- Given exercise: Copy all lines in which the word "meta" can be found.

Data listing:
☆ ☆ ☆ ☆ ☆

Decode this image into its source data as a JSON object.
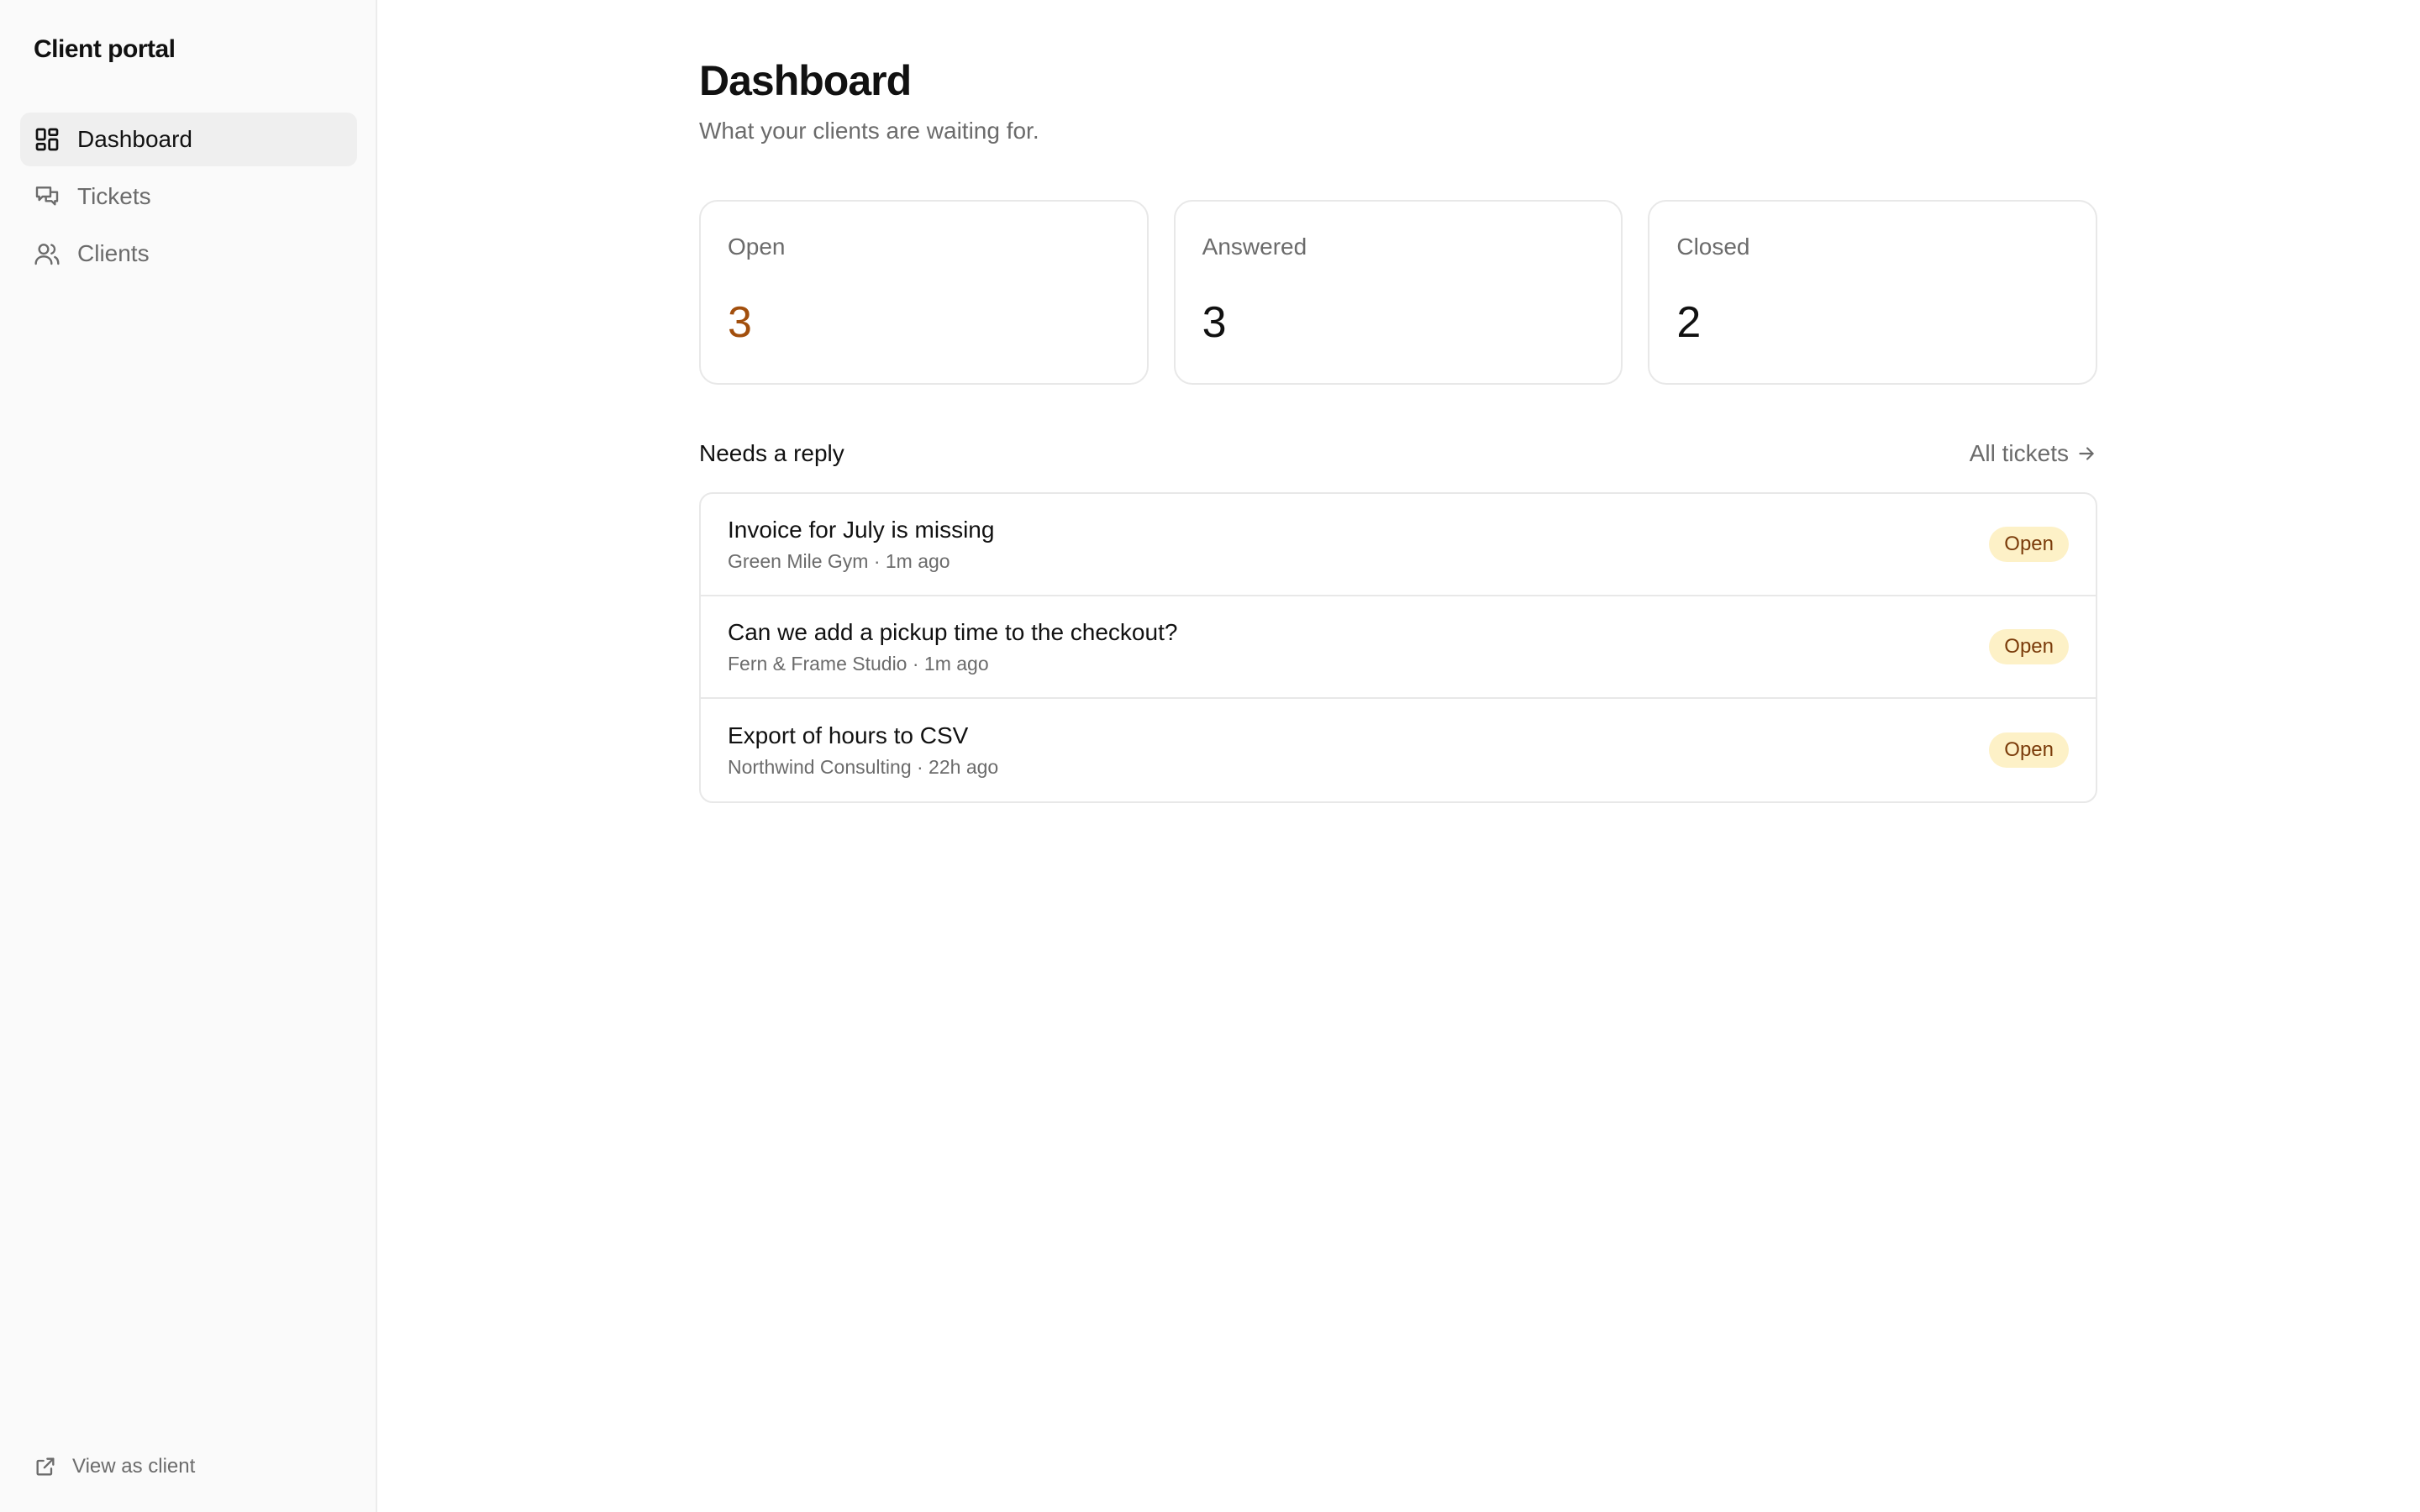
{
  "app": {
    "brand": "Client portal"
  },
  "sidebar": {
    "items": [
      {
        "label": "Dashboard",
        "icon": "dashboard-grid-icon",
        "active": true
      },
      {
        "label": "Tickets",
        "icon": "chat-bubbles-icon",
        "active": false
      },
      {
        "label": "Clients",
        "icon": "users-icon",
        "active": false
      }
    ],
    "footer": {
      "label": "View as client",
      "icon": "external-link-icon"
    }
  },
  "page": {
    "title": "Dashboard",
    "subtitle": "What your clients are waiting for."
  },
  "stats": [
    {
      "label": "Open",
      "value": "3",
      "color": "#a24f0d"
    },
    {
      "label": "Answered",
      "value": "3",
      "color": "#111111"
    },
    {
      "label": "Closed",
      "value": "2",
      "color": "#111111"
    }
  ],
  "needs_reply": {
    "title": "Needs a reply",
    "link_label": "All tickets",
    "link_icon": "arrow-right-icon",
    "tickets": [
      {
        "title": "Invoice for July is missing",
        "meta": "Green Mile Gym · 1m ago",
        "status": "Open"
      },
      {
        "title": "Can we add a pickup time to the checkout?",
        "meta": "Fern & Frame Studio · 1m ago",
        "status": "Open"
      },
      {
        "title": "Export of hours to CSV",
        "meta": "Northwind Consulting · 22h ago",
        "status": "Open"
      }
    ]
  },
  "colors": {
    "accent": "#a24f0d",
    "badge_bg": "#fdf1c7",
    "badge_text": "#7a3b0a",
    "sidebar_bg": "#fafafa",
    "active_item_bg": "#efefef"
  }
}
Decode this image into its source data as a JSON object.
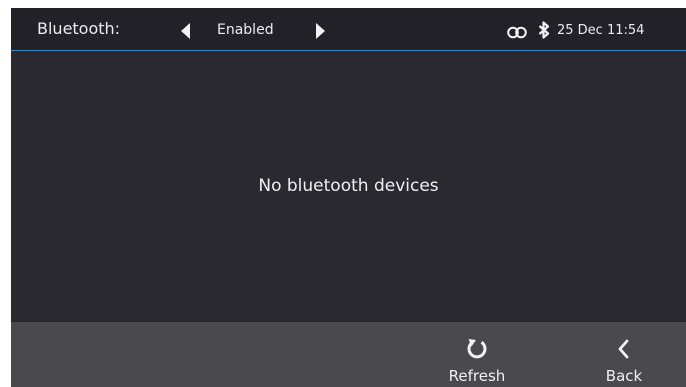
{
  "statusbar": {
    "title": "Bluetooth:",
    "value": "Enabled",
    "prev_icon": "triangle-left-icon",
    "next_icon": "triangle-right-icon",
    "voicemail_icon": "voicemail-icon",
    "bluetooth_icon": "bluetooth-icon",
    "datetime": "25 Dec 11:54",
    "accent_color": "#3a8bc4"
  },
  "main": {
    "empty_message": "No bluetooth devices"
  },
  "softkeys": [
    {
      "label": "Refresh",
      "icon": "refresh-icon"
    },
    {
      "label": "Back",
      "icon": "chevron-left-icon"
    }
  ]
}
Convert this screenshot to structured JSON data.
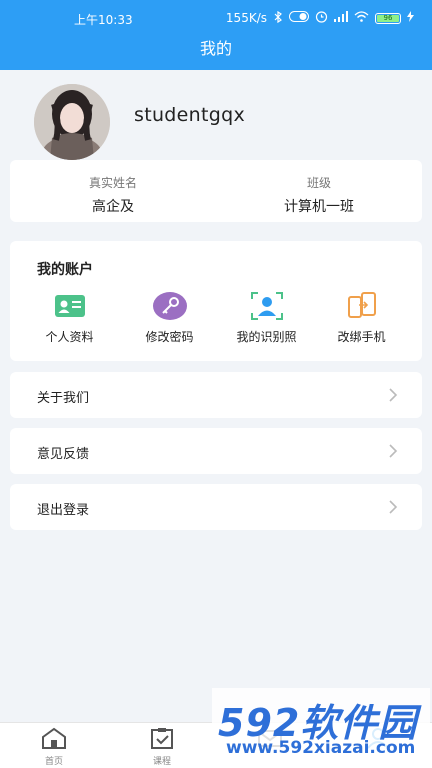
{
  "status_bar": {
    "time": "上午10:33",
    "net_speed": "155K/s",
    "battery_level": "96"
  },
  "header": {
    "title": "我的"
  },
  "profile": {
    "username": "studentgqx"
  },
  "info": {
    "name_label": "真实姓名",
    "name_value": "高企及",
    "class_label": "班级",
    "class_value": "计算机一班"
  },
  "account": {
    "title": "我的账户",
    "items": [
      {
        "label": "个人资料",
        "icon": "id-card-icon",
        "color": "#4cc28a"
      },
      {
        "label": "修改密码",
        "icon": "key-icon",
        "color": "#9b6fc2"
      },
      {
        "label": "我的识别照",
        "icon": "face-scan-icon",
        "color": "#2e9cf0"
      },
      {
        "label": "改绑手机",
        "icon": "phone-switch-icon",
        "color": "#f0a04b"
      }
    ]
  },
  "menu": {
    "about": "关于我们",
    "feedback": "意见反馈",
    "logout": "退出登录"
  },
  "tabbar": {
    "items": [
      {
        "label": "首页",
        "icon": "home-icon"
      },
      {
        "label": "课程",
        "icon": "clipboard-check-icon"
      },
      {
        "label": "",
        "icon": "mail-icon"
      },
      {
        "label": "",
        "icon": "user-icon"
      }
    ]
  },
  "watermark": {
    "brand": "592软件园",
    "url": "www.592xiazai.com"
  }
}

☆ ☆ ☆ ☆ ☆

- The answer:
        "meta": "Green Mile Gym · 1m ago",
        "meta": "Fern & Frame Studio · 1m ago",
        "meta": "Northwind Consulting · 22h ago",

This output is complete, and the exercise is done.